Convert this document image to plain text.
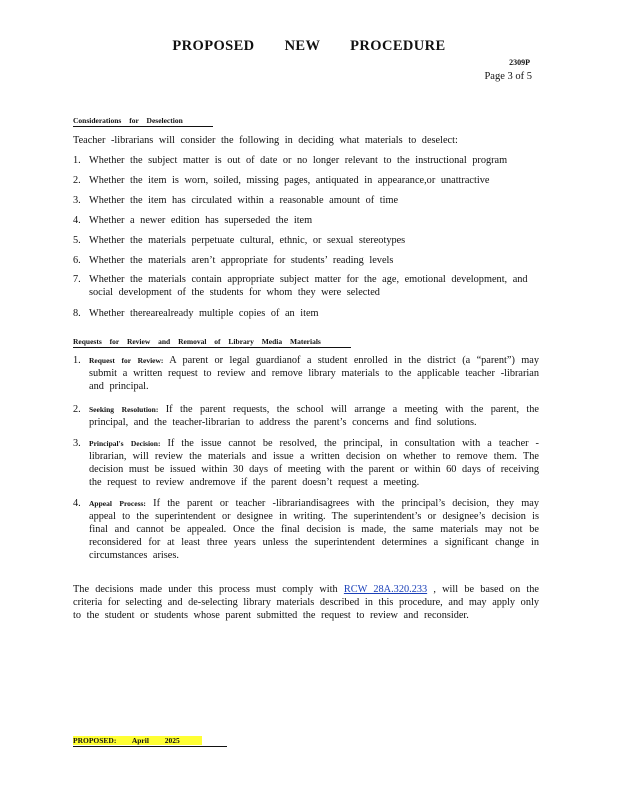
PROPOSED NEW PROCEDURE
2309P
Page 3 of 5
Considerations for Deselection
Teacher -librarians will consider the following in deciding what materials to deselect:
1. Whether the subject matter is out of date or no longer relevant to the instructional program
2. Whether the item is worn, soiled, missing pages, antiquated in appearance,or unattractive
3. Whether the item has circulated within a reasonable amount of time
4. Whether a newer edition has superseded the item
5. Whether the materials perpetuate cultural, ethnic, or sexual stereotypes
6. Whether the materials aren’t appropriate for students’ reading levels
7. Whether the materials contain appropriate subject matter for the age, emotional development, and social development of the students for whom they were selected
8. Whether therearealready multiple copies of an item
Requests for Review and Removal of Library Media Materials
1.	Request for Review: A parent or legal guardianof a student enrolled in the district (a “parent”) may submit a written request to review and remove library materials to the applicable teacher -librarian and principal.
2.	Seeking Resolution: If the parent requests, the school will arrange a meeting with the parent, the principal, and the teacher-librarian to address the parent’s concerns and find solutions.
3.	Principal's Decision: If the issue cannot be resolved, the principal, in consultation with a teacher -librarian, will review the materials and issue a written decision on whether to remove them. The decision must be issued within 30 days of meeting with the parent or within 60 days of receiving the request to review andremove if the parent doesn’t request a meeting.
4.	Appeal Process: If the parent or teacher -librariandisagrees with the principal’s decision, they may appeal to the superintendent or designee in writing. The superintendent’s or designee’s decision is final and cannot be appealed. Once the final decision is made, the same materials may not be reconsidered for at least three years unless the superintendent determines a significant change in circumstances arises.
The decisions made under this process must comply with RCW 28A.320.233 , will be based on the criteria for selecting and de-selecting library materials described in this procedure, and may apply only to the student or students whose parent submitted the request to review and reconsider.
PROPOSED: April 2025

WHAT YOU HAVE TO DO –
Quote every entry exactly, with the pictures omitted.

SOLUTION TO THE PROBLEM –
Convert this document image to plain text.
PROPOSED NEW PROCEDURE
2309P
Page 3 of 5
Considerations for Deselection
Teacher -librarians will consider the following in deciding what materials to deselect:
1. Whether the subject matter is out of date or no longer relevant to the instructional program
2. Whether the item is worn, soiled, missing pages, antiquated in appearance,or unattractive
3. Whether the item has circulated within a reasonable amount of time
4. Whether a newer edition has superseded the item
5. Whether the materials perpetuate cultural, ethnic, or sexual stereotypes
6. Whether the materials aren’t appropriate for students’ reading levels
7. Whether the materials contain appropriate subject matter for the age, emotional development, and social development of the students for whom they were selected
8. Whether therearealready multiple copies of an item
Requests for Review and Removal of Library Media Materials
1.	Request for Review: A parent or legal guardianof a student enrolled in the district (a “parent”) may submit a written request to review and remove library materials to the applicable teacher -librarian and principal.
2.	Seeking Resolution: If the parent requests, the school will arrange a meeting with the parent, the principal, and the teacher-librarian to address the parent’s concerns and find solutions.
3.	Principal's Decision: If the issue cannot be resolved, the principal, in consultation with a teacher -librarian, will review the materials and issue a written decision on whether to remove them. The decision must be issued within 30 days of meeting with the parent or within 60 days of receiving the request to review andremove if the parent doesn’t request a meeting.
4.	Appeal Process: If the parent or teacher -librariandisagrees with the principal’s decision, they may appeal to the superintendent or designee in writing. The superintendent’s or designee’s decision is final and cannot be appealed. Once the final decision is made, the same materials may not be reconsidered for at least three years unless the superintendent determines a significant change in circumstances arises.
The decisions made under this process must comply with RCW 28A.320.233 , will be based on the criteria for selecting and de-selecting library materials described in this procedure, and may apply only to the student or students whose parent submitted the request to review and reconsider.
PROPOSED: April 2025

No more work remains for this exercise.